▸ **STORED ROWS**
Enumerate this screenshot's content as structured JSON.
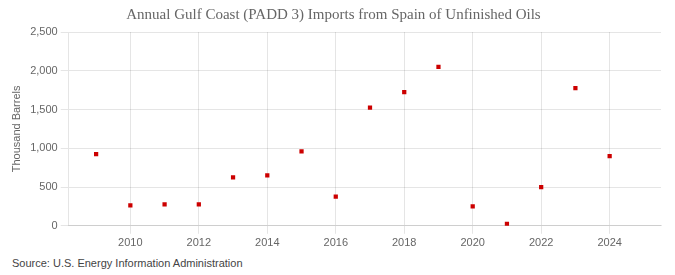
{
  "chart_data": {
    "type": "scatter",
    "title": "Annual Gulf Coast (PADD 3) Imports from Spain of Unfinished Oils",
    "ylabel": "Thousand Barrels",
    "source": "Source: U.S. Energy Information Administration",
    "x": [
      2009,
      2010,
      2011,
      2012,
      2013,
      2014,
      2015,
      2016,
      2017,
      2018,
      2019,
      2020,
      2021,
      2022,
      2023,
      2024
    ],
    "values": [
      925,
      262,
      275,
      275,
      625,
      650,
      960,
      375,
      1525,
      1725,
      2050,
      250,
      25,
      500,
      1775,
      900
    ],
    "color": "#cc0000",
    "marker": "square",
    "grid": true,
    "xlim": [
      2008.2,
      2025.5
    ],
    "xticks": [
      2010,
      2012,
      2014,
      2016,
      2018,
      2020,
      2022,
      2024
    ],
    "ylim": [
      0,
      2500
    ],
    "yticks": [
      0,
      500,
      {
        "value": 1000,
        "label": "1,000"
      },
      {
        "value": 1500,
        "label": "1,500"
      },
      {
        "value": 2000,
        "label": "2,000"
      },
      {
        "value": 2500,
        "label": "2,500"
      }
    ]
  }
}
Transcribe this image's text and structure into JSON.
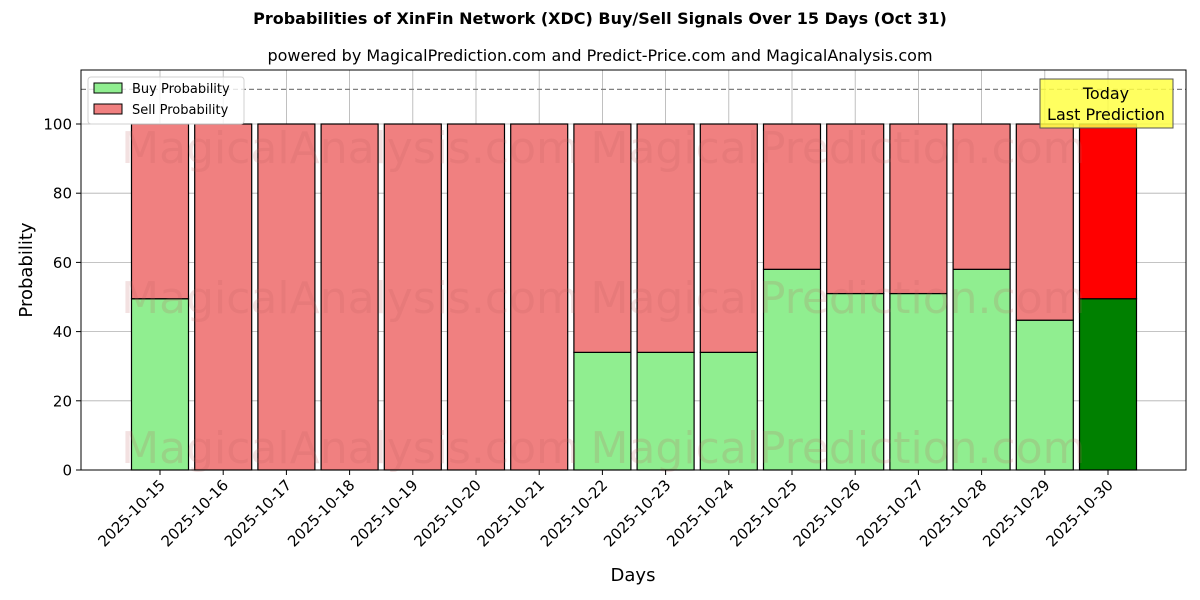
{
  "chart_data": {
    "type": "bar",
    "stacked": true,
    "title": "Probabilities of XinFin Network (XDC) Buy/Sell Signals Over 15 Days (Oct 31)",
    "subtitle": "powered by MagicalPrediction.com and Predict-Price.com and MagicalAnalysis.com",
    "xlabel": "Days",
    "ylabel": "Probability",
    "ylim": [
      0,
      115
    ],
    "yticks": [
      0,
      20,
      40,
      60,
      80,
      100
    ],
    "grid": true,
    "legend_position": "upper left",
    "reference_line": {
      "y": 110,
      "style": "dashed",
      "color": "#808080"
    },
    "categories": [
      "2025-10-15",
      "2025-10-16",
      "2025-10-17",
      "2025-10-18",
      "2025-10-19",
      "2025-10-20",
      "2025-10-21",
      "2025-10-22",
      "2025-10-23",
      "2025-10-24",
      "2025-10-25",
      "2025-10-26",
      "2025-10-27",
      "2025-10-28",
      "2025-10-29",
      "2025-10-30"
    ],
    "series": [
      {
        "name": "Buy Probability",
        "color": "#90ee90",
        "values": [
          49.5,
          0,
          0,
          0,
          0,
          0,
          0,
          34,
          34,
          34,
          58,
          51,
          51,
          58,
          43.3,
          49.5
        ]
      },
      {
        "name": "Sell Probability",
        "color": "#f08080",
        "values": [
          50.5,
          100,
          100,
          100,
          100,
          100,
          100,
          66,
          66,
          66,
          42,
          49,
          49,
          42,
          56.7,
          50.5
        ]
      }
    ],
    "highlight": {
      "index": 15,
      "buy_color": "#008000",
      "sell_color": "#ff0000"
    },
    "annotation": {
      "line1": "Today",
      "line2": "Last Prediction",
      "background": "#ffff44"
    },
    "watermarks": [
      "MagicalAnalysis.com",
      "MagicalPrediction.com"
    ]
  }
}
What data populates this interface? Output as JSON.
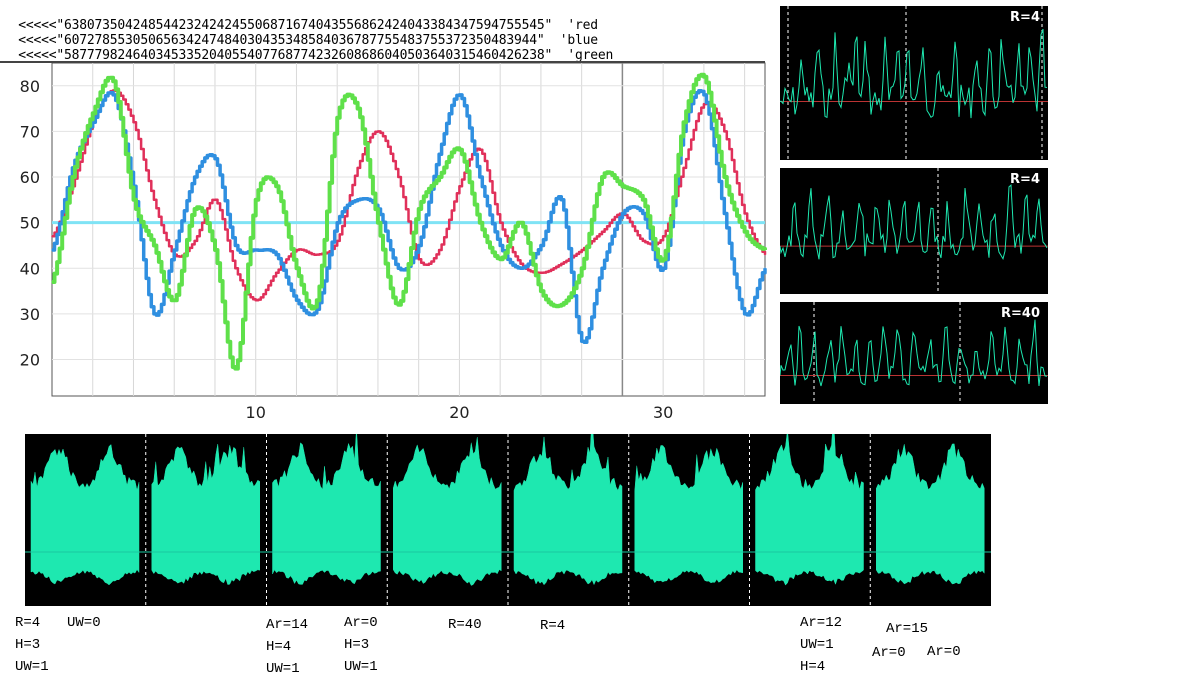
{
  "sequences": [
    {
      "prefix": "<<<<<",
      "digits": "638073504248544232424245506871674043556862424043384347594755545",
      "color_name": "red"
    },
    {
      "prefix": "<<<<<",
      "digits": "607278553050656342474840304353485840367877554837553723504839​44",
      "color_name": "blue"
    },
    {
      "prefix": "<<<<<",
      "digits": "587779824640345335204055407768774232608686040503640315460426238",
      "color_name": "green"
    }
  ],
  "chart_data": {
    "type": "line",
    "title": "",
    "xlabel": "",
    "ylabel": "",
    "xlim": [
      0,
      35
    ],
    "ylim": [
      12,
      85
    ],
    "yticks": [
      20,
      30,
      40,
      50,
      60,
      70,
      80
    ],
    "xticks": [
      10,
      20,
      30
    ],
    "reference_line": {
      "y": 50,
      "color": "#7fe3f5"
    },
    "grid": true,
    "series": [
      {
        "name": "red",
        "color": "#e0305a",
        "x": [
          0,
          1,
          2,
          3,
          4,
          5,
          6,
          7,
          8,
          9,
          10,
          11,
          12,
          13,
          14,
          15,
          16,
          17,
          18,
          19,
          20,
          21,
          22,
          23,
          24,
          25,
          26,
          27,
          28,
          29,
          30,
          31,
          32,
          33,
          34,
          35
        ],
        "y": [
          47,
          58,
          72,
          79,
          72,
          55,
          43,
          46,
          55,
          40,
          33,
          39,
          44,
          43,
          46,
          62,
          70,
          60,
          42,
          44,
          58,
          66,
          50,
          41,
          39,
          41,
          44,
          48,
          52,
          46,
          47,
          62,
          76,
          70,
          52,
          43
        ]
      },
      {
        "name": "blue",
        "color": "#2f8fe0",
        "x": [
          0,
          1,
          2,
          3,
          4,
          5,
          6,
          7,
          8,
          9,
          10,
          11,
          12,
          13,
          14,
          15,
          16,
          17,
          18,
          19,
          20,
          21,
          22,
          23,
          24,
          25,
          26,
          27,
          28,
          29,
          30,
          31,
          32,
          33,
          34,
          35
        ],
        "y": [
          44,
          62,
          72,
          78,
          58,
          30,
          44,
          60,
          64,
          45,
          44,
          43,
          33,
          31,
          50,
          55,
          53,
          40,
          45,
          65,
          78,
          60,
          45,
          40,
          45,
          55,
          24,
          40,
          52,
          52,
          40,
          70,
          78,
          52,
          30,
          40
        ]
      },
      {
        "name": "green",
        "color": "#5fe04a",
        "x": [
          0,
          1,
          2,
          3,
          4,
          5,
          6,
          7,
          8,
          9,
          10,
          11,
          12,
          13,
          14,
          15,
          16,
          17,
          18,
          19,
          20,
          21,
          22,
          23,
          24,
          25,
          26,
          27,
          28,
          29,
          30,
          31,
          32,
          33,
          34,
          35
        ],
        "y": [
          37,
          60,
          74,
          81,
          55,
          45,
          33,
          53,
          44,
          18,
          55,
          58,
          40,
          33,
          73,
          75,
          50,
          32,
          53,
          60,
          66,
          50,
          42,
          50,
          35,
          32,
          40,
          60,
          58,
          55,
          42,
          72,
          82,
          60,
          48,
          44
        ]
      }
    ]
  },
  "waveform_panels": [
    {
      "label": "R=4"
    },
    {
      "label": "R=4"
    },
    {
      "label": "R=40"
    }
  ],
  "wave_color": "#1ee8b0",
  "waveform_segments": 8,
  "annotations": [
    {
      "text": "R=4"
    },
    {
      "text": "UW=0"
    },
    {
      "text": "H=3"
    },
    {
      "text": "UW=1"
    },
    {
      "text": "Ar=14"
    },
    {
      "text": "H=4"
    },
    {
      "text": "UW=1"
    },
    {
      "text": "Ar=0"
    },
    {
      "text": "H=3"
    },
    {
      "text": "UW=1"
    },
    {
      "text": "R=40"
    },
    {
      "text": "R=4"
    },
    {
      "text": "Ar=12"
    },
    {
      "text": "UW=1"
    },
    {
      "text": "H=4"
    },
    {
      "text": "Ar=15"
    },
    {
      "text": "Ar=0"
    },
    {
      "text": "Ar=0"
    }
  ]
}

▸ **JOB**
Pull out all lines from the entries above in which the word "JSON" appears.

▸ **ANSWER TO THE EXERCISE**
Enumerate this screenshot's content as structured JSON.
Transcribe this image's text and structure into JSON.
What data populates this interface? Output as JSON.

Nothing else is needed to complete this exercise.